Repeat each entry exactly and drop the pictures.

Stored data –
◆ ◆ ◆
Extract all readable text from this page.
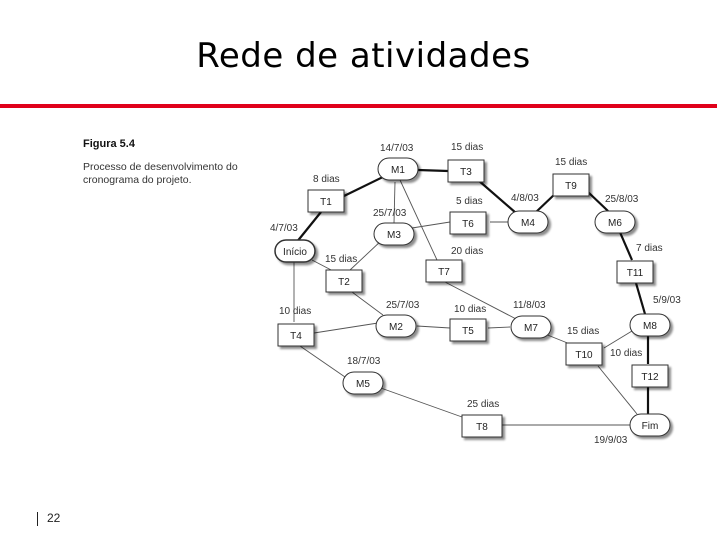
Rede de atividades
Figura 5.4
Processo de desenvolvimento do cronograma do projeto.
Início
M1
M3
M4	M6
M2	M7	M8
M5
Fim
T1
T3
T9
T6
T2
T7	T11
T4	T5
T10
T12
T8
4/7/03
14/7/03
25/7/03
4/8/03	25/8/03
25/7/03	11/8/03	5/9/03
18/7/03
19/9/03
8 dias
15 dias
15 dias
5 dias
15 dias
20 dias	7 dias
10 dias	10 dias
15 dias
10 dias
25 dias
22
◆ ◆ ◆
Solution to this exercise –
Extract all readable text from this page.
Rede de atividades
Figura 5.4
Processo de desenvolvimento do cronograma do projeto.
Início
M1
M3
M4	M6
M2	M7	M8
M5
Fim
T1
T3
T9
T6
T2
T7	T11
T4	T5
T10
T12
T8
4/7/03
14/7/03
25/7/03
4/8/03	25/8/03
25/7/03	11/8/03	5/9/03
18/7/03
19/9/03
8 dias
15 dias
15 dias
5 dias
15 dias
20 dias	7 dias
10 dias	10 dias
15 dias
10 dias
25 dias
22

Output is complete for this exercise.